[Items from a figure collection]
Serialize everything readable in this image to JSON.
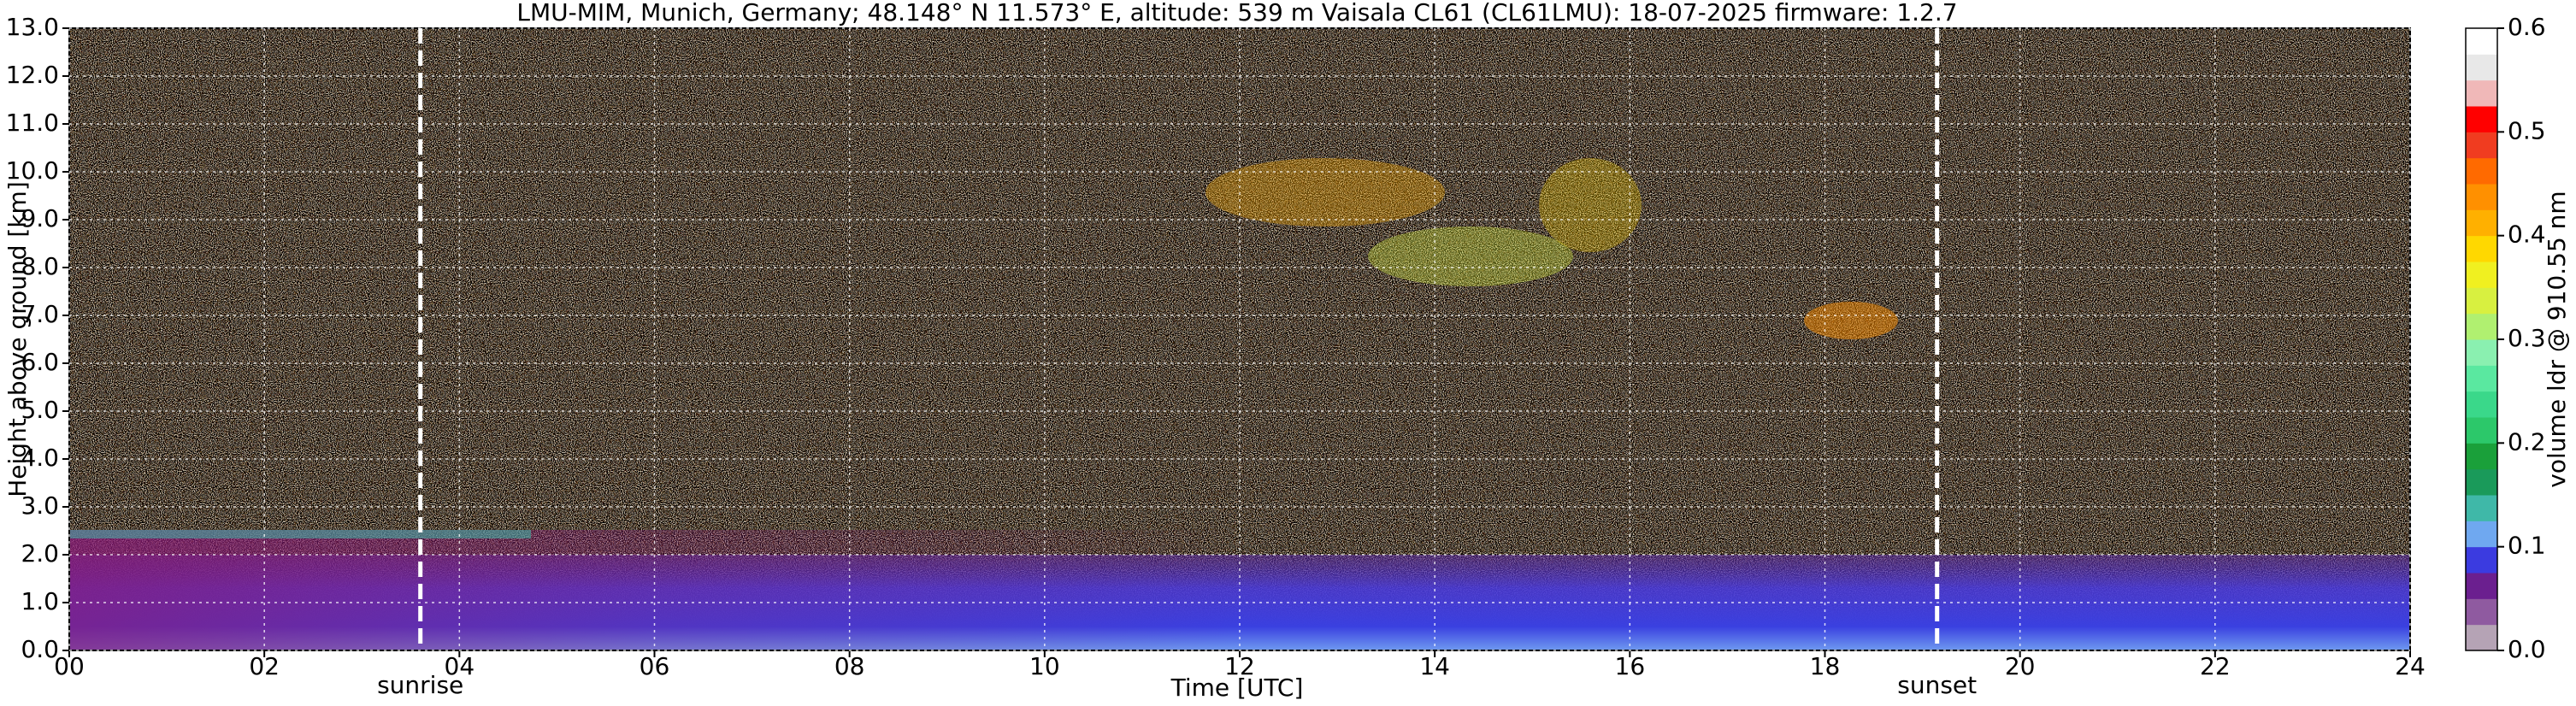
{
  "chart_data": {
    "type": "heatmap",
    "title": "LMU-MIM, Munich, Germany; 48.148° N 11.573° E, altitude: 539 m    Vaisala CL61 (CL61LMU): 18-07-2025    firmware: 1.2.7",
    "x_label": "Time [UTC]",
    "y_label": "Height above ground [km]",
    "xlim": [
      0,
      24
    ],
    "xticks": [
      {
        "value": 0,
        "label": "00"
      },
      {
        "value": 2,
        "label": "02"
      },
      {
        "value": 4,
        "label": "04"
      },
      {
        "value": 6,
        "label": "06"
      },
      {
        "value": 8,
        "label": "08"
      },
      10,
      12,
      14,
      16,
      18,
      20,
      22,
      24
    ],
    "ylim": [
      0,
      13
    ],
    "yticks": [
      {
        "value": 0,
        "label": "0.0"
      },
      {
        "value": 1,
        "label": "1.0"
      },
      {
        "value": 2,
        "label": "2.0"
      },
      {
        "value": 3,
        "label": "3.0"
      },
      {
        "value": 4,
        "label": "4.0"
      },
      {
        "value": 5,
        "label": "5.0"
      },
      {
        "value": 6,
        "label": "6.0"
      },
      {
        "value": 7,
        "label": "7.0"
      },
      {
        "value": 8,
        "label": "8.0"
      },
      {
        "value": 9,
        "label": "9.0"
      },
      {
        "value": 10,
        "label": "10.0"
      },
      {
        "value": 11,
        "label": "11.0"
      },
      {
        "value": 12,
        "label": "12.0"
      },
      {
        "value": 13,
        "label": "13.0"
      }
    ],
    "grid": true,
    "annotations": [
      {
        "text": "sunrise",
        "x": 3.6
      },
      {
        "text": "sunset",
        "x": 19.15
      }
    ],
    "colorbar": {
      "label": "volume ldr @ 910.55 nm",
      "lim": [
        0,
        0.6
      ],
      "ticks": [
        {
          "value": 0,
          "label": "0.0"
        },
        0.1,
        0.2,
        0.3,
        0.4,
        0.5,
        0.6
      ],
      "colors": [
        "#b5a3b5",
        "#8f5aa0",
        "#6b1f8f",
        "#3b3be0",
        "#6fa8f0",
        "#3fb8a8",
        "#1a9a5a",
        "#1aa03a",
        "#2cc86a",
        "#3ad88a",
        "#5ae8a0",
        "#8af0b0",
        "#b0f070",
        "#d8f040",
        "#f0f020",
        "#ffd800",
        "#ffb000",
        "#ff9000",
        "#ff6a00",
        "#f03c20",
        "#ff0000",
        "#f0b8b8",
        "#e8e8e8",
        "#ffffff"
      ]
    }
  }
}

DIRECTIVE ->
Quote the data above in full and without alteration; skip the pictures.

EXERCISE RESULT ->
Serialize everything readable in this image to JSON.
{
  "chart_data": {
    "type": "heatmap",
    "title": "LMU-MIM, Munich, Germany; 48.148° N 11.573° E, altitude: 539 m    Vaisala CL61 (CL61LMU): 18-07-2025    firmware: 1.2.7",
    "x_label": "Time [UTC]",
    "y_label": "Height above ground [km]",
    "xlim": [
      0,
      24
    ],
    "xticks": [
      {
        "value": 0,
        "label": "00"
      },
      {
        "value": 2,
        "label": "02"
      },
      {
        "value": 4,
        "label": "04"
      },
      {
        "value": 6,
        "label": "06"
      },
      {
        "value": 8,
        "label": "08"
      },
      10,
      12,
      14,
      16,
      18,
      20,
      22,
      24
    ],
    "ylim": [
      0,
      13
    ],
    "yticks": [
      {
        "value": 0,
        "label": "0.0"
      },
      {
        "value": 1,
        "label": "1.0"
      },
      {
        "value": 2,
        "label": "2.0"
      },
      {
        "value": 3,
        "label": "3.0"
      },
      {
        "value": 4,
        "label": "4.0"
      },
      {
        "value": 5,
        "label": "5.0"
      },
      {
        "value": 6,
        "label": "6.0"
      },
      {
        "value": 7,
        "label": "7.0"
      },
      {
        "value": 8,
        "label": "8.0"
      },
      {
        "value": 9,
        "label": "9.0"
      },
      {
        "value": 10,
        "label": "10.0"
      },
      {
        "value": 11,
        "label": "11.0"
      },
      {
        "value": 12,
        "label": "12.0"
      },
      {
        "value": 13,
        "label": "13.0"
      }
    ],
    "grid": true,
    "annotations": [
      {
        "text": "sunrise",
        "x": 3.6
      },
      {
        "text": "sunset",
        "x": 19.15
      }
    ],
    "colorbar": {
      "label": "volume ldr @ 910.55 nm",
      "lim": [
        0,
        0.6
      ],
      "ticks": [
        {
          "value": 0,
          "label": "0.0"
        },
        0.1,
        0.2,
        0.3,
        0.4,
        0.5,
        0.6
      ],
      "colors": [
        "#b5a3b5",
        "#8f5aa0",
        "#6b1f8f",
        "#3b3be0",
        "#6fa8f0",
        "#3fb8a8",
        "#1a9a5a",
        "#1aa03a",
        "#2cc86a",
        "#3ad88a",
        "#5ae8a0",
        "#8af0b0",
        "#b0f070",
        "#d8f040",
        "#f0f020",
        "#ffd800",
        "#ffb000",
        "#ff9000",
        "#ff6a00",
        "#f03c20",
        "#ff0000",
        "#f0b8b8",
        "#e8e8e8",
        "#ffffff"
      ]
    }
  }
}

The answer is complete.